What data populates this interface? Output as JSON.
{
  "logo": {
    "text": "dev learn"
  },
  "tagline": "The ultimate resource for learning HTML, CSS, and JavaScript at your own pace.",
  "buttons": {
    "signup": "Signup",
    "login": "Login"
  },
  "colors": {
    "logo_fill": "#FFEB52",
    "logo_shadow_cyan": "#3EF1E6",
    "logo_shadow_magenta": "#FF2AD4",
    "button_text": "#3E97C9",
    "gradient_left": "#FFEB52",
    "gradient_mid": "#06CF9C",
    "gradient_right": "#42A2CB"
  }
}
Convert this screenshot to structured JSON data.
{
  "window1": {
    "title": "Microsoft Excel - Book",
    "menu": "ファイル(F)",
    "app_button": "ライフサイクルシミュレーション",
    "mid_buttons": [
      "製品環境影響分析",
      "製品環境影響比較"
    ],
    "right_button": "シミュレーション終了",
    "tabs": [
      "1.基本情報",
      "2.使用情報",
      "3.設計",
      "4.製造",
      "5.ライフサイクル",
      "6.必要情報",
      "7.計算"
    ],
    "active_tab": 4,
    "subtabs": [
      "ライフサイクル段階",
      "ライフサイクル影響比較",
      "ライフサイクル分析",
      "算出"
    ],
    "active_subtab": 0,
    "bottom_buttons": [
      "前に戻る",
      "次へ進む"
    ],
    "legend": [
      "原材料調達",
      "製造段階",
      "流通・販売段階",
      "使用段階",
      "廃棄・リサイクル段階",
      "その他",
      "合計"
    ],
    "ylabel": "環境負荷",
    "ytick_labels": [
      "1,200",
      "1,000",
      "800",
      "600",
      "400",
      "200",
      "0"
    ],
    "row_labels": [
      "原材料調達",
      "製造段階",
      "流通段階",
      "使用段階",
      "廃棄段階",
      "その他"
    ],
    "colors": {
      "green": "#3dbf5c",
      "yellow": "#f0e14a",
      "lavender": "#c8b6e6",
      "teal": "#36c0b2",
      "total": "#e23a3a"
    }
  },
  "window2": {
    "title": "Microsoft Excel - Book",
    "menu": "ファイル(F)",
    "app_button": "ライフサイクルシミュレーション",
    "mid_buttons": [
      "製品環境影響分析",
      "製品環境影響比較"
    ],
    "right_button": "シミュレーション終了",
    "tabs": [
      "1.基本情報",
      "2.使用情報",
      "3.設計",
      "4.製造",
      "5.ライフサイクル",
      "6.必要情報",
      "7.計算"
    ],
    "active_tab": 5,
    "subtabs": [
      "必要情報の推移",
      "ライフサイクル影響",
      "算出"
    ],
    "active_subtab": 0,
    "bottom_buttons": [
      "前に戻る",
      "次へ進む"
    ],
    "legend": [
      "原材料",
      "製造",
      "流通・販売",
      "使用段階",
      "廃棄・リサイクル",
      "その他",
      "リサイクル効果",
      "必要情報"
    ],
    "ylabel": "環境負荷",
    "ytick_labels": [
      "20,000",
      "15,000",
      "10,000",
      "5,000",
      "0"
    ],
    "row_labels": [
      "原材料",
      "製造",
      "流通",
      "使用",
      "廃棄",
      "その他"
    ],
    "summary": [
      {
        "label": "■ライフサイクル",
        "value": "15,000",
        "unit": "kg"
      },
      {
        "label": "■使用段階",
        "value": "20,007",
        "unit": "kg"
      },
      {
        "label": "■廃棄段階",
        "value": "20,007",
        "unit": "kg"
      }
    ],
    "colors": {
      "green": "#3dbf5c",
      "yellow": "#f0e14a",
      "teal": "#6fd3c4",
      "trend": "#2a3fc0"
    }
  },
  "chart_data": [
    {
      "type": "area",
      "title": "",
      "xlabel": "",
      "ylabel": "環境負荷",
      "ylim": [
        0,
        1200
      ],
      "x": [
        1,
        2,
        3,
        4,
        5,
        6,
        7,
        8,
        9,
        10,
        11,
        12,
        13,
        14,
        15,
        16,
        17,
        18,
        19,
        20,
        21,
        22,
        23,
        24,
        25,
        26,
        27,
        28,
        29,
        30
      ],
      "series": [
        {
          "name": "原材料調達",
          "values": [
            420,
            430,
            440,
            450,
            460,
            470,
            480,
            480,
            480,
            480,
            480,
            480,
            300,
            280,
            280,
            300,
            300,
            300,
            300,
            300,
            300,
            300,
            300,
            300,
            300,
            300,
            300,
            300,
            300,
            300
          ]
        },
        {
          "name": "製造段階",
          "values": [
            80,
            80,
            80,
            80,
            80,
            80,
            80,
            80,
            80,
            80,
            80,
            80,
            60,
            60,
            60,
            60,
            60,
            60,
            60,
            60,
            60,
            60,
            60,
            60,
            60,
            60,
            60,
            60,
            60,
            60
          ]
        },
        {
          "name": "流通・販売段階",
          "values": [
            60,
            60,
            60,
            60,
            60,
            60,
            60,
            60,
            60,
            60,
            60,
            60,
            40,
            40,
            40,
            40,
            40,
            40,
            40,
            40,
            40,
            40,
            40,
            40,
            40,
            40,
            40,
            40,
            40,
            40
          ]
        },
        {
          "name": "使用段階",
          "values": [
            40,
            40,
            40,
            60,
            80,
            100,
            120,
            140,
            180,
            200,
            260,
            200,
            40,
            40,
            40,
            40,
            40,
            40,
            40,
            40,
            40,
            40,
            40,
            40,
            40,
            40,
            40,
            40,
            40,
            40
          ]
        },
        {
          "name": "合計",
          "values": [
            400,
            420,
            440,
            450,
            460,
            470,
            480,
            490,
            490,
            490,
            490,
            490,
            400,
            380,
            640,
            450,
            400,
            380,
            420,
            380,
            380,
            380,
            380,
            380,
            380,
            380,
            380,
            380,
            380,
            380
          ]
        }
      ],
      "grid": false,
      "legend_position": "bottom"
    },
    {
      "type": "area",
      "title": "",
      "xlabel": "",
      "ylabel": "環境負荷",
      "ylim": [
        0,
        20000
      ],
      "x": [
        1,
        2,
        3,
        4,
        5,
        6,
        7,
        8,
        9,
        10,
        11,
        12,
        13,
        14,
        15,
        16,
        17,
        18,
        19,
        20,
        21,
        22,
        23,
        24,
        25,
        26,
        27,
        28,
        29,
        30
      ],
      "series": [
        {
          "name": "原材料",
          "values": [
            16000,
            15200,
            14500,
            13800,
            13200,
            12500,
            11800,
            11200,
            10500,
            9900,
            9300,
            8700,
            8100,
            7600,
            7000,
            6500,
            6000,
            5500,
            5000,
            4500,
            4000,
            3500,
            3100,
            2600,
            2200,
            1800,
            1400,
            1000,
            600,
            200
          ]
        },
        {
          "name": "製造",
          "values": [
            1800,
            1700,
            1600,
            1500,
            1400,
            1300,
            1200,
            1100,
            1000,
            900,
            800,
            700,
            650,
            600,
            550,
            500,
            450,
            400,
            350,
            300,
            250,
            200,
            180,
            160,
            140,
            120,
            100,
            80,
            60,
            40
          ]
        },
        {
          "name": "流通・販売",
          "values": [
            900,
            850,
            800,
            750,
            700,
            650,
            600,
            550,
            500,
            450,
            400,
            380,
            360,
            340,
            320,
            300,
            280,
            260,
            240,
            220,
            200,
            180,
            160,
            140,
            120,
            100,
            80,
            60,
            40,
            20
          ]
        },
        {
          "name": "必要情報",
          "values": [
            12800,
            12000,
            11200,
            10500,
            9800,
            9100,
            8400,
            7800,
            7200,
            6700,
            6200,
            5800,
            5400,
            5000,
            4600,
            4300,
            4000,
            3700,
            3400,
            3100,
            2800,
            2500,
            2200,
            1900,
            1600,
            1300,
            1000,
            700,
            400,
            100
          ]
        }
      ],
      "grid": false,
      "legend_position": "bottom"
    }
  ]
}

==================================================

### Problem
Retype all of the material, keeping each line exact.

### Correct response
What data populates this interface? Output as JSON.
{
  "logo": {
    "text": "dev learn"
  },
  "tagline": "The ultimate resource for learning HTML, CSS, and JavaScript at your own pace.",
  "buttons": {
    "signup": "Signup",
    "login": "Login"
  },
  "colors": {
    "logo_fill": "#FFEB52",
    "logo_shadow_cyan": "#3EF1E6",
    "logo_shadow_magenta": "#FF2AD4",
    "button_text": "#3E97C9",
    "gradient_left": "#FFEB52",
    "gradient_mid": "#06CF9C",
    "gradient_right": "#42A2CB"
  }
}
Convert this screenshot to structured JSON data.
{
  "window1": {
    "title": "Microsoft Excel - Book",
    "menu": "ファイル(F)",
    "app_button": "ライフサイクルシミュレーション",
    "mid_buttons": [
      "製品環境影響分析",
      "製品環境影響比較"
    ],
    "right_button": "シミュレーション終了",
    "tabs": [
      "1.基本情報",
      "2.使用情報",
      "3.設計",
      "4.製造",
      "5.ライフサイクル",
      "6.必要情報",
      "7.計算"
    ],
    "active_tab": 4,
    "subtabs": [
      "ライフサイクル段階",
      "ライフサイクル影響比較",
      "ライフサイクル分析",
      "算出"
    ],
    "active_subtab": 0,
    "bottom_buttons": [
      "前に戻る",
      "次へ進む"
    ],
    "legend": [
      "原材料調達",
      "製造段階",
      "流通・販売段階",
      "使用段階",
      "廃棄・リサイクル段階",
      "その他",
      "合計"
    ],
    "ylabel": "環境負荷",
    "ytick_labels": [
      "1,200",
      "1,000",
      "800",
      "600",
      "400",
      "200",
      "0"
    ],
    "row_labels": [
      "原材料調達",
      "製造段階",
      "流通段階",
      "使用段階",
      "廃棄段階",
      "その他"
    ],
    "colors": {
      "green": "#3dbf5c",
      "yellow": "#f0e14a",
      "lavender": "#c8b6e6",
      "teal": "#36c0b2",
      "total": "#e23a3a"
    }
  },
  "window2": {
    "title": "Microsoft Excel - Book",
    "menu": "ファイル(F)",
    "app_button": "ライフサイクルシミュレーション",
    "mid_buttons": [
      "製品環境影響分析",
      "製品環境影響比較"
    ],
    "right_button": "シミュレーション終了",
    "tabs": [
      "1.基本情報",
      "2.使用情報",
      "3.設計",
      "4.製造",
      "5.ライフサイクル",
      "6.必要情報",
      "7.計算"
    ],
    "active_tab": 5,
    "subtabs": [
      "必要情報の推移",
      "ライフサイクル影響",
      "算出"
    ],
    "active_subtab": 0,
    "bottom_buttons": [
      "前に戻る",
      "次へ進む"
    ],
    "legend": [
      "原材料",
      "製造",
      "流通・販売",
      "使用段階",
      "廃棄・リサイクル",
      "その他",
      "リサイクル効果",
      "必要情報"
    ],
    "ylabel": "環境負荷",
    "ytick_labels": [
      "20,000",
      "15,000",
      "10,000",
      "5,000",
      "0"
    ],
    "row_labels": [
      "原材料",
      "製造",
      "流通",
      "使用",
      "廃棄",
      "その他"
    ],
    "summary": [
      {
        "label": "■ライフサイクル",
        "value": "15,000",
        "unit": "kg"
      },
      {
        "label": "■使用段階",
        "value": "20,007",
        "unit": "kg"
      },
      {
        "label": "■廃棄段階",
        "value": "20,007",
        "unit": "kg"
      }
    ],
    "colors": {
      "green": "#3dbf5c",
      "yellow": "#f0e14a",
      "teal": "#6fd3c4",
      "trend": "#2a3fc0"
    }
  },
  "chart_data": [
    {
      "type": "area",
      "title": "",
      "xlabel": "",
      "ylabel": "環境負荷",
      "ylim": [
        0,
        1200
      ],
      "x": [
        1,
        2,
        3,
        4,
        5,
        6,
        7,
        8,
        9,
        10,
        11,
        12,
        13,
        14,
        15,
        16,
        17,
        18,
        19,
        20,
        21,
        22,
        23,
        24,
        25,
        26,
        27,
        28,
        29,
        30
      ],
      "series": [
        {
          "name": "原材料調達",
          "values": [
            420,
            430,
            440,
            450,
            460,
            470,
            480,
            480,
            480,
            480,
            480,
            480,
            300,
            280,
            280,
            300,
            300,
            300,
            300,
            300,
            300,
            300,
            300,
            300,
            300,
            300,
            300,
            300,
            300,
            300
          ]
        },
        {
          "name": "製造段階",
          "values": [
            80,
            80,
            80,
            80,
            80,
            80,
            80,
            80,
            80,
            80,
            80,
            80,
            60,
            60,
            60,
            60,
            60,
            60,
            60,
            60,
            60,
            60,
            60,
            60,
            60,
            60,
            60,
            60,
            60,
            60
          ]
        },
        {
          "name": "流通・販売段階",
          "values": [
            60,
            60,
            60,
            60,
            60,
            60,
            60,
            60,
            60,
            60,
            60,
            60,
            40,
            40,
            40,
            40,
            40,
            40,
            40,
            40,
            40,
            40,
            40,
            40,
            40,
            40,
            40,
            40,
            40,
            40
          ]
        },
        {
          "name": "使用段階",
          "values": [
            40,
            40,
            40,
            60,
            80,
            100,
            120,
            140,
            180,
            200,
            260,
            200,
            40,
            40,
            40,
            40,
            40,
            40,
            40,
            40,
            40,
            40,
            40,
            40,
            40,
            40,
            40,
            40,
            40,
            40
          ]
        },
        {
          "name": "合計",
          "values": [
            400,
            420,
            440,
            450,
            460,
            470,
            480,
            490,
            490,
            490,
            490,
            490,
            400,
            380,
            640,
            450,
            400,
            380,
            420,
            380,
            380,
            380,
            380,
            380,
            380,
            380,
            380,
            380,
            380,
            380
          ]
        }
      ],
      "grid": false,
      "legend_position": "bottom"
    },
    {
      "type": "area",
      "title": "",
      "xlabel": "",
      "ylabel": "環境負荷",
      "ylim": [
        0,
        20000
      ],
      "x": [
        1,
        2,
        3,
        4,
        5,
        6,
        7,
        8,
        9,
        10,
        11,
        12,
        13,
        14,
        15,
        16,
        17,
        18,
        19,
        20,
        21,
        22,
        23,
        24,
        25,
        26,
        27,
        28,
        29,
        30
      ],
      "series": [
        {
          "name": "原材料",
          "values": [
            16000,
            15200,
            14500,
            13800,
            13200,
            12500,
            11800,
            11200,
            10500,
            9900,
            9300,
            8700,
            8100,
            7600,
            7000,
            6500,
            6000,
            5500,
            5000,
            4500,
            4000,
            3500,
            3100,
            2600,
            2200,
            1800,
            1400,
            1000,
            600,
            200
          ]
        },
        {
          "name": "製造",
          "values": [
            1800,
            1700,
            1600,
            1500,
            1400,
            1300,
            1200,
            1100,
            1000,
            900,
            800,
            700,
            650,
            600,
            550,
            500,
            450,
            400,
            350,
            300,
            250,
            200,
            180,
            160,
            140,
            120,
            100,
            80,
            60,
            40
          ]
        },
        {
          "name": "流通・販売",
          "values": [
            900,
            850,
            800,
            750,
            700,
            650,
            600,
            550,
            500,
            450,
            400,
            380,
            360,
            340,
            320,
            300,
            280,
            260,
            240,
            220,
            200,
            180,
            160,
            140,
            120,
            100,
            80,
            60,
            40,
            20
          ]
        },
        {
          "name": "必要情報",
          "values": [
            12800,
            12000,
            11200,
            10500,
            9800,
            9100,
            8400,
            7800,
            7200,
            6700,
            6200,
            5800,
            5400,
            5000,
            4600,
            4300,
            4000,
            3700,
            3400,
            3100,
            2800,
            2500,
            2200,
            1900,
            1600,
            1300,
            1000,
            700,
            400,
            100
          ]
        }
      ],
      "grid": false,
      "legend_position": "bottom"
    }
  ]
}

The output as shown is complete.